== PROVIDED ENTRIES ==

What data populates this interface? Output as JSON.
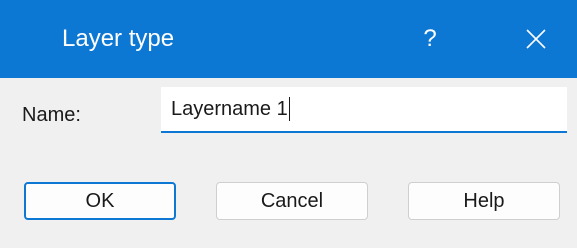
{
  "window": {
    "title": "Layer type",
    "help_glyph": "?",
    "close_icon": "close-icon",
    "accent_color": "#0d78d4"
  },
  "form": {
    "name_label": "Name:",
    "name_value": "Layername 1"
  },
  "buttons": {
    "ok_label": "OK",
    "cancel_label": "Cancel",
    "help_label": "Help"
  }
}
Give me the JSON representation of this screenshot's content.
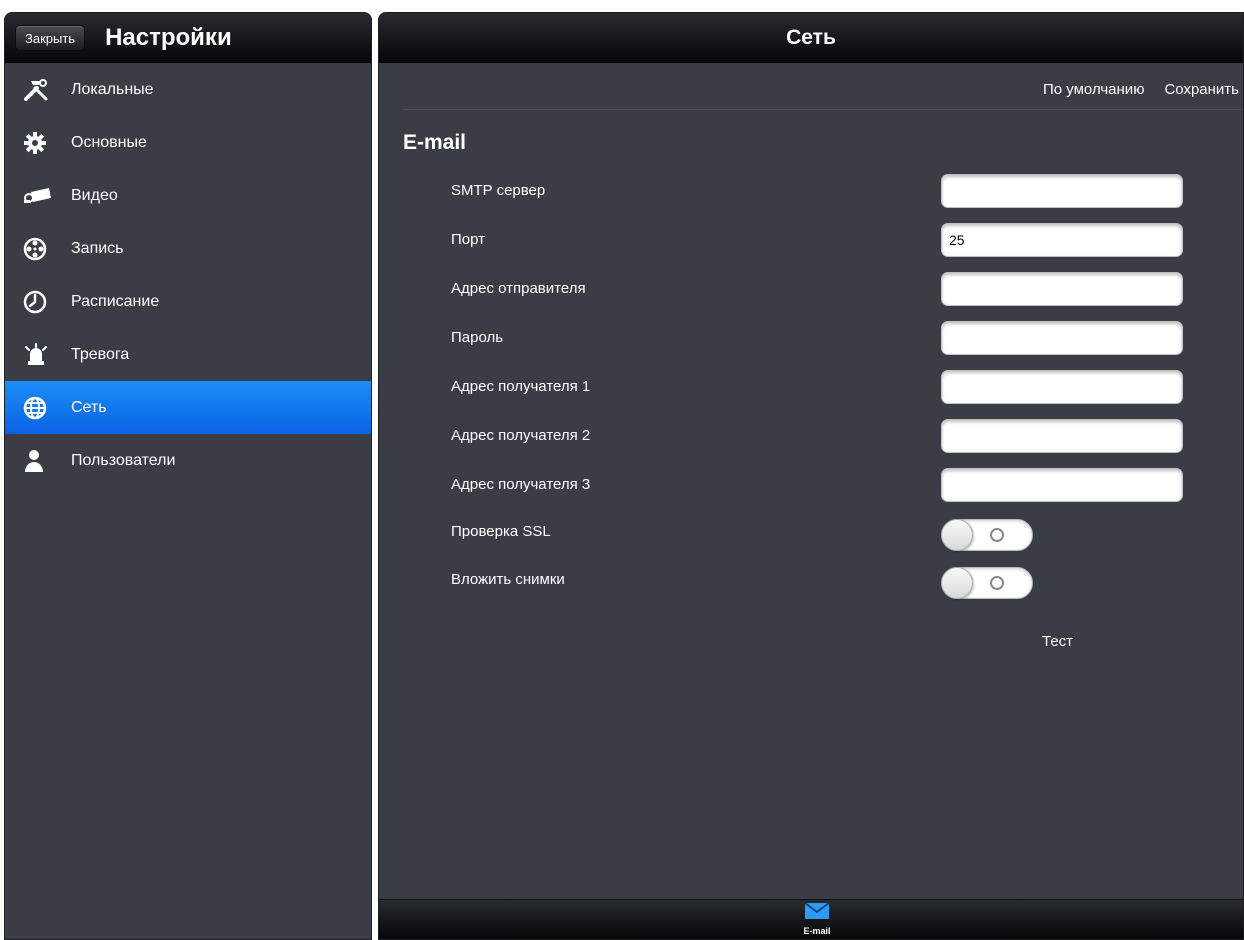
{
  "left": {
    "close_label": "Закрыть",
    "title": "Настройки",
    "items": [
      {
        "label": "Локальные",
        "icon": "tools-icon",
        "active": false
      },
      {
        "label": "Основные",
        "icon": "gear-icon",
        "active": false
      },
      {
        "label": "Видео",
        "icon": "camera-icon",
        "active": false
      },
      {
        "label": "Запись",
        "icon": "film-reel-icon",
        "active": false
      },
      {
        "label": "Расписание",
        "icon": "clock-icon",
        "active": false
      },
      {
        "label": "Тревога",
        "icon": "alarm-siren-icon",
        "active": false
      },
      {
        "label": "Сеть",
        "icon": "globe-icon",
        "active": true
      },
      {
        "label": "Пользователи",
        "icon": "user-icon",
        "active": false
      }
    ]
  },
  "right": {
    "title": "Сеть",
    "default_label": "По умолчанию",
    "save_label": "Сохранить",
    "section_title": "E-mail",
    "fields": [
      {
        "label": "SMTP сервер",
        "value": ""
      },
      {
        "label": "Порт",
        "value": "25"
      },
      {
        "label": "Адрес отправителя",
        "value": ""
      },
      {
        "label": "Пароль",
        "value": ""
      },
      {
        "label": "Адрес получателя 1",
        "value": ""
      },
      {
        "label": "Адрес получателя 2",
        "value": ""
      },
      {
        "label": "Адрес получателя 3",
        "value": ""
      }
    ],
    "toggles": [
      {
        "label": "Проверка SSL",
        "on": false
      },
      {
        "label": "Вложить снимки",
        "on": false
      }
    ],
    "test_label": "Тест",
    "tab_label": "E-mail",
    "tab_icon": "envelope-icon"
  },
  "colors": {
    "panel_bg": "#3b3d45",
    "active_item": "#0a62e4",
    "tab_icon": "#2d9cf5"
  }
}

===
== PROVIDED ENTRIES ==

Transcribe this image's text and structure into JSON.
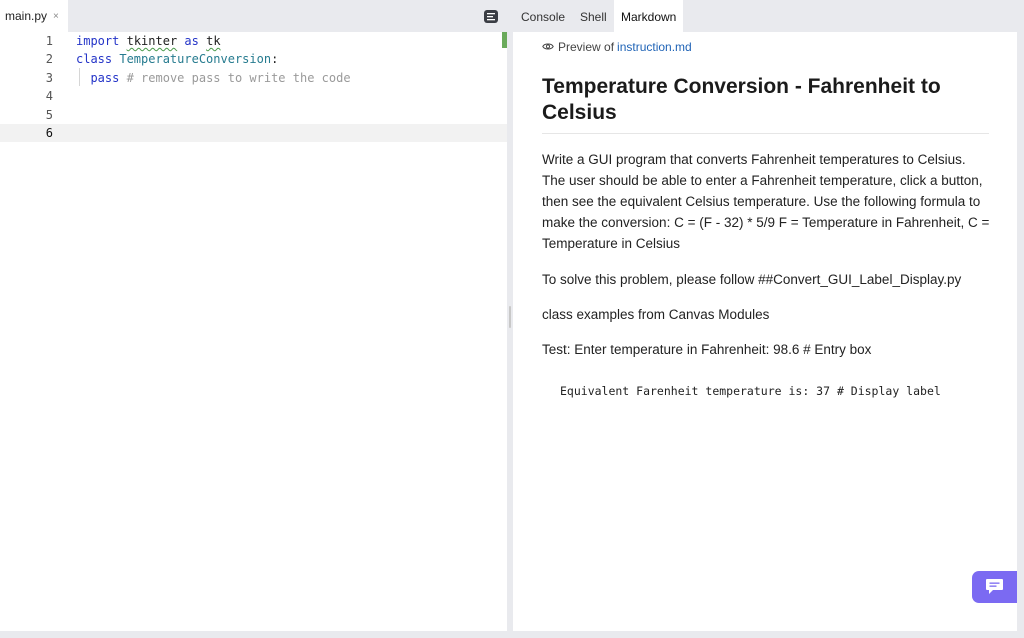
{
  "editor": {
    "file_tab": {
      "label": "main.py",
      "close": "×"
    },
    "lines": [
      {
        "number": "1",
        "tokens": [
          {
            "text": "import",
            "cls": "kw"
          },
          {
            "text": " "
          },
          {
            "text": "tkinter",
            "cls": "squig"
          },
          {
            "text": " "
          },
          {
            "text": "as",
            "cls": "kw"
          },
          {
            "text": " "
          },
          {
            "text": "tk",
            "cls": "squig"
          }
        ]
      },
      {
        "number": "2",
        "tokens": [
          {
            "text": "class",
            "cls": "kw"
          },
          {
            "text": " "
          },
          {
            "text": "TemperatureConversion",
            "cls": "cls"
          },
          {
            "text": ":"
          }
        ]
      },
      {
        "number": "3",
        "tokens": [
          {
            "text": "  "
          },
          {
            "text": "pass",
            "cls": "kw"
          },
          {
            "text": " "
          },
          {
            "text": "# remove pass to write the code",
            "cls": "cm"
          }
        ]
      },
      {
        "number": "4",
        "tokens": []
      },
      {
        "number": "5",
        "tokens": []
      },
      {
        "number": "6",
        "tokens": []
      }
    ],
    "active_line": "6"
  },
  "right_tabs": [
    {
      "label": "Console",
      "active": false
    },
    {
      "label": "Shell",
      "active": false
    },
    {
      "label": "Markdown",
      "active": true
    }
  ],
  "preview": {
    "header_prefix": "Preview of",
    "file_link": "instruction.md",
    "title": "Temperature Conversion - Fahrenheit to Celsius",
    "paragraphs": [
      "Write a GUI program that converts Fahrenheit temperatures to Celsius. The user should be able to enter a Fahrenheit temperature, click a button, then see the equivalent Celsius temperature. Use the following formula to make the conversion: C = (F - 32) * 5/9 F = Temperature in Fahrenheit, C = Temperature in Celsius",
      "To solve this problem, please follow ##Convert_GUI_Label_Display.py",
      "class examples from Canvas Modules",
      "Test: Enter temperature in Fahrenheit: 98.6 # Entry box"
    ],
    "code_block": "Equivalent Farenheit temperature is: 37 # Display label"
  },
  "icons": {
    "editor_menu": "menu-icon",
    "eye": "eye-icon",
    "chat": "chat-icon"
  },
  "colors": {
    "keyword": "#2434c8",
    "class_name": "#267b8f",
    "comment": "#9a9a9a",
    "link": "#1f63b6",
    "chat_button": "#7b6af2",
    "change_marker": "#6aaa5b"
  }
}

===

* [WHAT THE TASK REQUIRES] Search the data above for the word "получателя", then gather each line in which it appears.

* [ANSWER TO THIS PROBLEM]
        "label": "Адрес получателя 1",
        "label": "Адрес получателя 2",
        "label": "Адрес получателя 3",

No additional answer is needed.